◆ WHAT YOU WILL DO
Each line below must be set down exactly; omit any image you find.

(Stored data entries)
- - -

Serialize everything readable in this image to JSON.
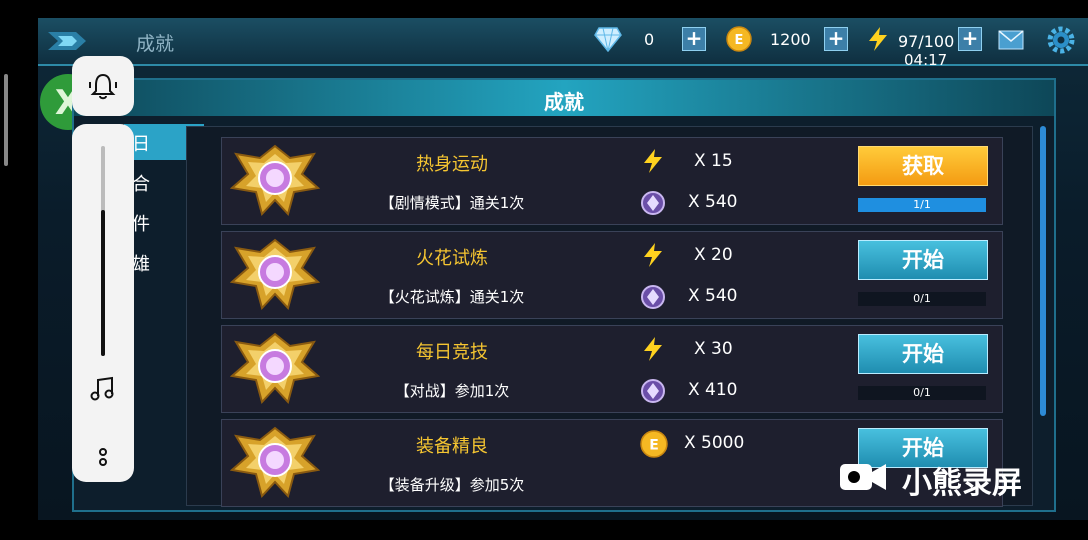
{
  "header": {
    "title": "成就",
    "gems": "0",
    "coins": "1200",
    "energy": "97/100",
    "time": "04:17"
  },
  "panel": {
    "title": "成就"
  },
  "tabs": [
    {
      "label": "日",
      "badge": true,
      "active": true
    },
    {
      "label": "合",
      "badge": true,
      "active": false
    },
    {
      "label": "件",
      "badge": false,
      "active": false
    },
    {
      "label": "雄",
      "badge": false,
      "active": false
    }
  ],
  "achievements": [
    {
      "title": "热身运动",
      "desc": "【剧情模式】通关1次",
      "reward1": "X 15",
      "reward2": "X 540",
      "button": "获取",
      "progress": "1/1"
    },
    {
      "title": "火花试炼",
      "desc": "【火花试炼】通关1次",
      "reward1": "X 20",
      "reward2": "X 540",
      "button": "开始",
      "progress": "0/1"
    },
    {
      "title": "每日竞技",
      "desc": "【对战】参加1次",
      "reward1": "X 30",
      "reward2": "X 410",
      "button": "开始",
      "progress": "0/1"
    },
    {
      "title": "装备精良",
      "desc": "【装备升级】参加5次",
      "reward1": "X 5000",
      "button": "开始"
    }
  ],
  "overlay": {
    "watermark": "小熊录屏"
  },
  "icons": {
    "back": "back-arrow-icon",
    "gem": "diamond-icon",
    "coin": "coin-icon",
    "energy": "lightning-icon",
    "mail": "mail-icon",
    "settings": "gear-icon",
    "bell": "bell-icon",
    "music": "music-note-icon",
    "more": "more-dots-icon",
    "medal": "medal-icon",
    "crystal": "crystal-icon",
    "record": "video-camera-icon"
  },
  "colors": {
    "accent": "#2ba3c7",
    "gold": "#f5c531",
    "claim": "#f49b12"
  }
}
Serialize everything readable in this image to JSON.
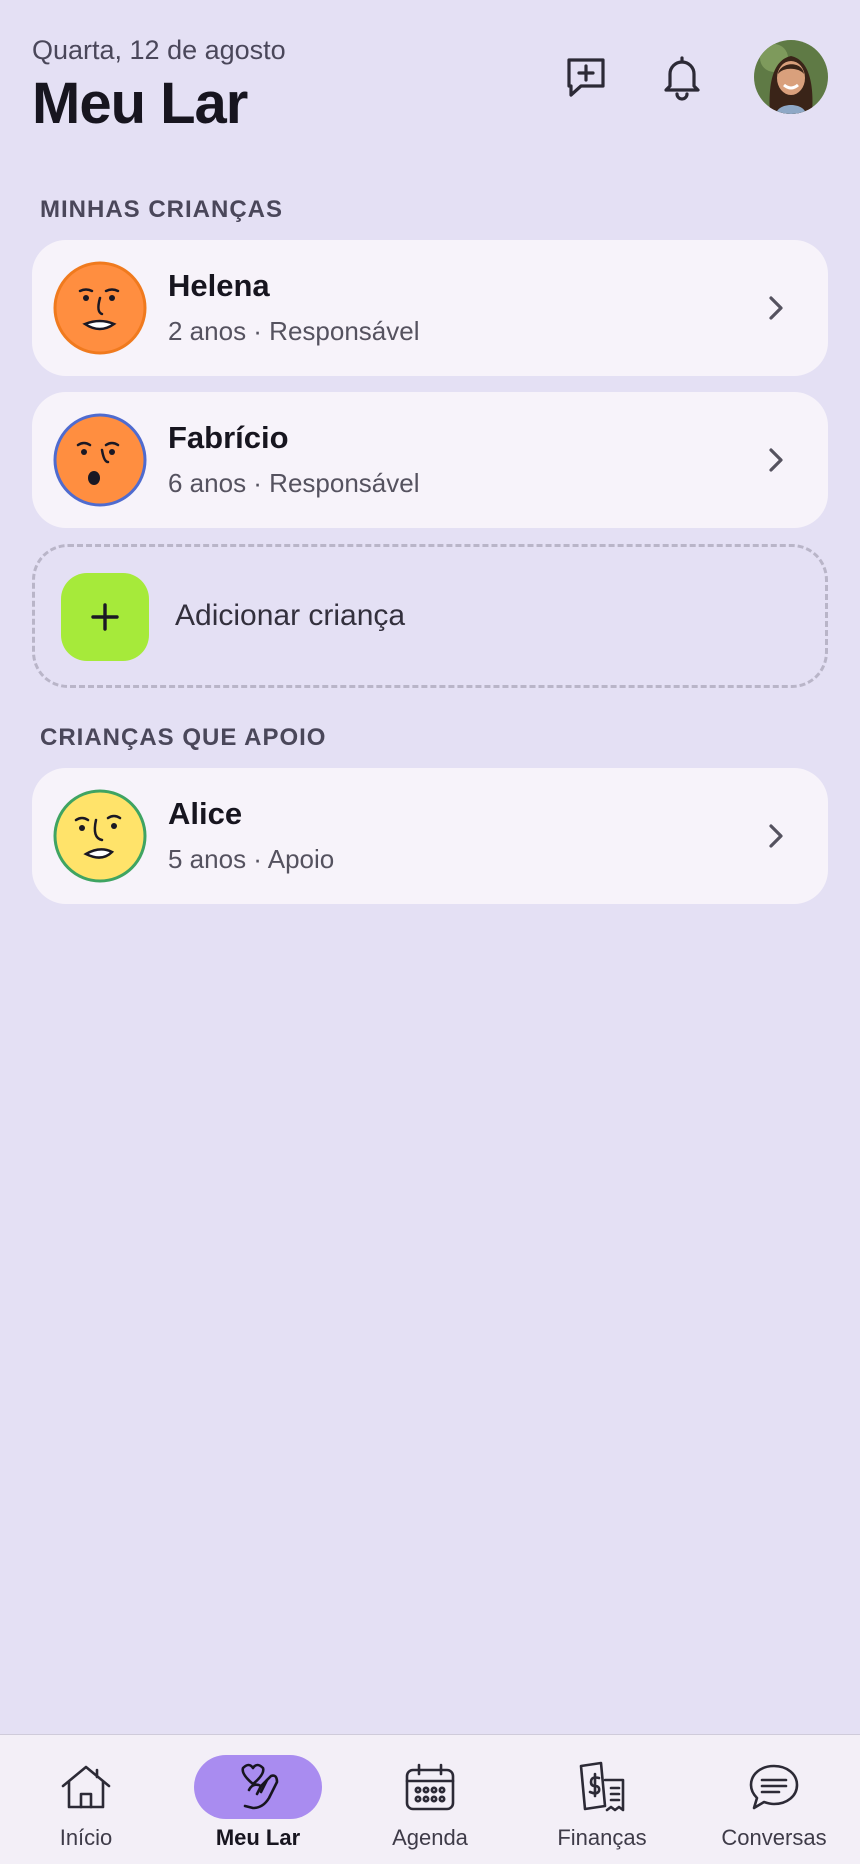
{
  "header": {
    "date": "Quarta, 12 de agosto",
    "title": "Meu Lar"
  },
  "sections": {
    "mine": "MINHAS CRIANÇAS",
    "support": "CRIANÇAS QUE APOIO"
  },
  "children": [
    {
      "name": "Helena",
      "subtitle": "2 anos · Responsável",
      "ring_color": "#F07A1E",
      "face_color": "#FF8E40"
    },
    {
      "name": "Fabrício",
      "subtitle": "6 anos · Responsável",
      "ring_color": "#4F6BCF",
      "face_color": "#FF8E40"
    }
  ],
  "add_child": {
    "label": "Adicionar criança",
    "color": "#A6EA3A"
  },
  "supported": [
    {
      "name": "Alice",
      "subtitle": "5 anos · Apoio",
      "ring_color": "#3FA462",
      "face_color": "#FFE36A"
    }
  ],
  "nav": {
    "items": [
      {
        "label": "Início",
        "icon": "house-icon"
      },
      {
        "label": "Meu Lar",
        "icon": "hand-heart-icon",
        "active": true
      },
      {
        "label": "Agenda",
        "icon": "calendar-icon"
      },
      {
        "label": "Finanças",
        "icon": "receipt-icon"
      },
      {
        "label": "Conversas",
        "icon": "chat-icon"
      }
    ],
    "active_color": "#A98CF0"
  },
  "colors": {
    "background": "#E4E0F4",
    "card": "#F7F3FA"
  }
}
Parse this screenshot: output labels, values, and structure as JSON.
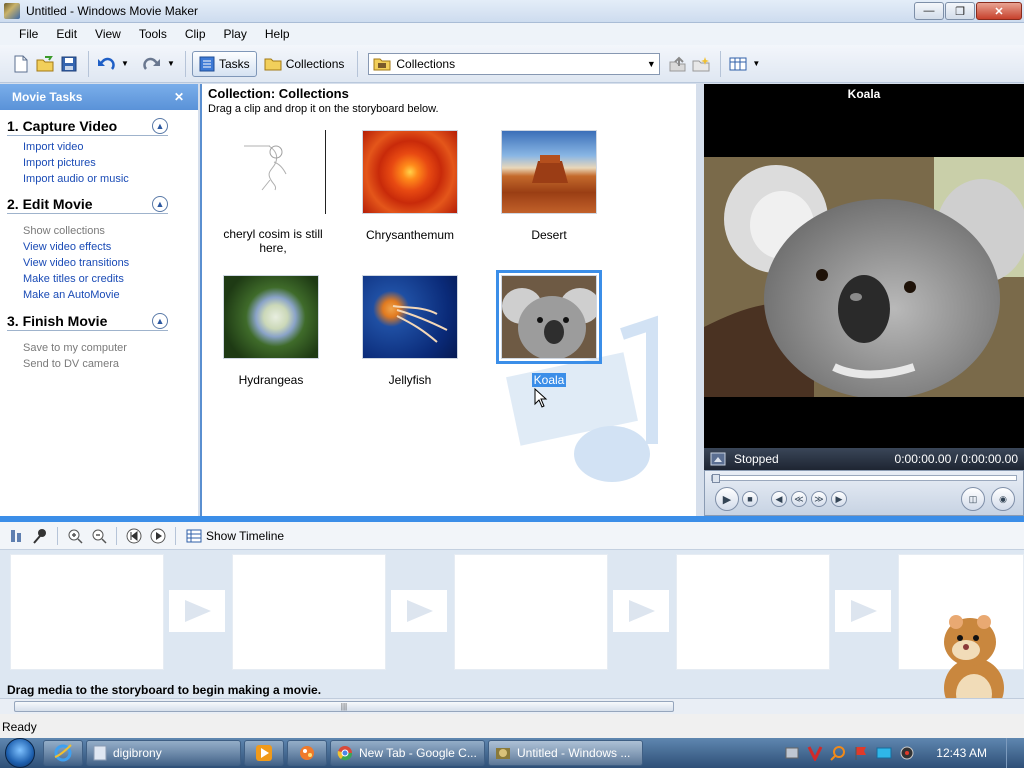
{
  "window": {
    "title": "Untitled - Windows Movie Maker"
  },
  "menu": [
    "File",
    "Edit",
    "View",
    "Tools",
    "Clip",
    "Play",
    "Help"
  ],
  "toolbar": {
    "tasks_label": "Tasks",
    "collections_label": "Collections",
    "combo_value": "Collections"
  },
  "tasks": {
    "header": "Movie Tasks",
    "sections": [
      {
        "title": "1. Capture Video",
        "links": [
          {
            "label": "Import video",
            "enabled": true
          },
          {
            "label": "Import pictures",
            "enabled": true
          },
          {
            "label": "Import audio or music",
            "enabled": true
          }
        ]
      },
      {
        "title": "2. Edit Movie",
        "links": [
          {
            "label": "Show collections",
            "enabled": false
          },
          {
            "label": "View video effects",
            "enabled": true
          },
          {
            "label": "View video transitions",
            "enabled": true
          },
          {
            "label": "Make titles or credits",
            "enabled": true
          },
          {
            "label": "Make an AutoMovie",
            "enabled": true
          }
        ]
      },
      {
        "title": "3. Finish Movie",
        "links": [
          {
            "label": "Save to my computer",
            "enabled": false
          },
          {
            "label": "Send to DV camera",
            "enabled": false
          }
        ]
      }
    ]
  },
  "collection": {
    "title": "Collection: Collections",
    "subtitle": "Drag a clip and drop it on the storyboard below.",
    "items": [
      {
        "label": "cheryl cosim is still here,"
      },
      {
        "label": "Chrysanthemum"
      },
      {
        "label": "Desert"
      },
      {
        "label": "Hydrangeas"
      },
      {
        "label": "Jellyfish"
      },
      {
        "label": "Koala",
        "selected": true
      }
    ]
  },
  "preview": {
    "title": "Koala",
    "status": "Stopped",
    "time": "0:00:00.00 / 0:00:00.00"
  },
  "storyboard": {
    "show_timeline_label": "Show Timeline",
    "message": "Drag media to the storyboard to begin making a movie."
  },
  "statusbar": {
    "text": "Ready"
  },
  "taskbar": {
    "tasks": [
      "digibrony",
      "New Tab - Google C...",
      "Untitled - Windows ..."
    ],
    "clock": "12:43 AM"
  }
}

- - -

◆ IN RESPONSE
Serialize everything readable in this image to JSON.
{
  "header": {
    "title": "成就",
    "gems": "0",
    "coins": "1200",
    "energy": "97/100",
    "time": "04:17"
  },
  "panel": {
    "title": "成就"
  },
  "tabs": [
    {
      "label": "日",
      "badge": true,
      "active": true
    },
    {
      "label": "合",
      "badge": true,
      "active": false
    },
    {
      "label": "件",
      "badge": false,
      "active": false
    },
    {
      "label": "雄",
      "badge": false,
      "active": false
    }
  ],
  "achievements": [
    {
      "title": "热身运动",
      "desc": "【剧情模式】通关1次",
      "reward1": "X 15",
      "reward2": "X 540",
      "button": "获取",
      "progress": "1/1"
    },
    {
      "title": "火花试炼",
      "desc": "【火花试炼】通关1次",
      "reward1": "X 20",
      "reward2": "X 540",
      "button": "开始",
      "progress": "0/1"
    },
    {
      "title": "每日竞技",
      "desc": "【对战】参加1次",
      "reward1": "X 30",
      "reward2": "X 410",
      "button": "开始",
      "progress": "0/1"
    },
    {
      "title": "装备精良",
      "desc": "【装备升级】参加5次",
      "reward1": "X 5000",
      "button": "开始"
    }
  ],
  "overlay": {
    "watermark": "小熊录屏"
  },
  "icons": {
    "back": "back-arrow-icon",
    "gem": "diamond-icon",
    "coin": "coin-icon",
    "energy": "lightning-icon",
    "mail": "mail-icon",
    "settings": "gear-icon",
    "bell": "bell-icon",
    "music": "music-note-icon",
    "more": "more-dots-icon",
    "medal": "medal-icon",
    "crystal": "crystal-icon",
    "record": "video-camera-icon"
  },
  "colors": {
    "accent": "#2ba3c7",
    "gold": "#f5c531",
    "claim": "#f49b12"
  }
}
Serialize everything readable in this image to JSON.
{
  "header": {
    "date": "Quarta, 12 de agosto",
    "title": "Meu Lar"
  },
  "sections": {
    "mine": "MINHAS CRIANÇAS",
    "support": "CRIANÇAS QUE APOIO"
  },
  "children": [
    {
      "name": "Helena",
      "subtitle": "2 anos · Responsável",
      "ring_color": "#F07A1E",
      "face_color": "#FF8E40"
    },
    {
      "name": "Fabrício",
      "subtitle": "6 anos · Responsável",
      "ring_color": "#4F6BCF",
      "face_color": "#FF8E40"
    }
  ],
  "add_child": {
    "label": "Adicionar criança",
    "color": "#A6EA3A"
  },
  "supported": [
    {
      "name": "Alice",
      "subtitle": "5 anos · Apoio",
      "ring_color": "#3FA462",
      "face_color": "#FFE36A"
    }
  ],
  "nav": {
    "items": [
      {
        "label": "Início",
        "icon": "house-icon"
      },
      {
        "label": "Meu Lar",
        "icon": "hand-heart-icon",
        "active": true
      },
      {
        "label": "Agenda",
        "icon": "calendar-icon"
      },
      {
        "label": "Finanças",
        "icon": "receipt-icon"
      },
      {
        "label": "Conversas",
        "icon": "chat-icon"
      }
    ],
    "active_color": "#A98CF0"
  },
  "colors": {
    "background": "#E4E0F4",
    "card": "#F7F3FA"
  }
}
Parse this screenshot: output labels, values, and structure as JSON.
{
  "window": {
    "title": "Untitled - Windows Movie Maker"
  },
  "menu": [
    "File",
    "Edit",
    "View",
    "Tools",
    "Clip",
    "Play",
    "Help"
  ],
  "toolbar": {
    "tasks_label": "Tasks",
    "collections_label": "Collections",
    "combo_value": "Collections"
  },
  "tasks": {
    "header": "Movie Tasks",
    "sections": [
      {
        "title": "1. Capture Video",
        "links": [
          {
            "label": "Import video",
            "enabled": true
          },
          {
            "label": "Import pictures",
            "enabled": true
          },
          {
            "label": "Import audio or music",
            "enabled": true
          }
        ]
      },
      {
        "title": "2. Edit Movie",
        "links": [
          {
            "label": "Show collections",
            "enabled": false
          },
          {
            "label": "View video effects",
            "enabled": true
          },
          {
            "label": "View video transitions",
            "enabled": true
          },
          {
            "label": "Make titles or credits",
            "enabled": true
          },
          {
            "label": "Make an AutoMovie",
            "enabled": true
          }
        ]
      },
      {
        "title": "3. Finish Movie",
        "links": [
          {
            "label": "Save to my computer",
            "enabled": false
          },
          {
            "label": "Send to DV camera",
            "enabled": false
          }
        ]
      }
    ]
  },
  "collection": {
    "title": "Collection: Collections",
    "subtitle": "Drag a clip and drop it on the storyboard below.",
    "items": [
      {
        "label": "cheryl cosim is still here,"
      },
      {
        "label": "Chrysanthemum"
      },
      {
        "label": "Desert"
      },
      {
        "label": "Hydrangeas"
      },
      {
        "label": "Jellyfish"
      },
      {
        "label": "Koala",
        "selected": true
      }
    ]
  },
  "preview": {
    "title": "Koala",
    "status": "Stopped",
    "time": "0:00:00.00 / 0:00:00.00"
  },
  "storyboard": {
    "show_timeline_label": "Show Timeline",
    "message": "Drag media to the storyboard to begin making a movie."
  },
  "statusbar": {
    "text": "Ready"
  },
  "taskbar": {
    "tasks": [
      "digibrony",
      "New Tab - Google C...",
      "Untitled - Windows ..."
    ],
    "clock": "12:43 AM"
  }
}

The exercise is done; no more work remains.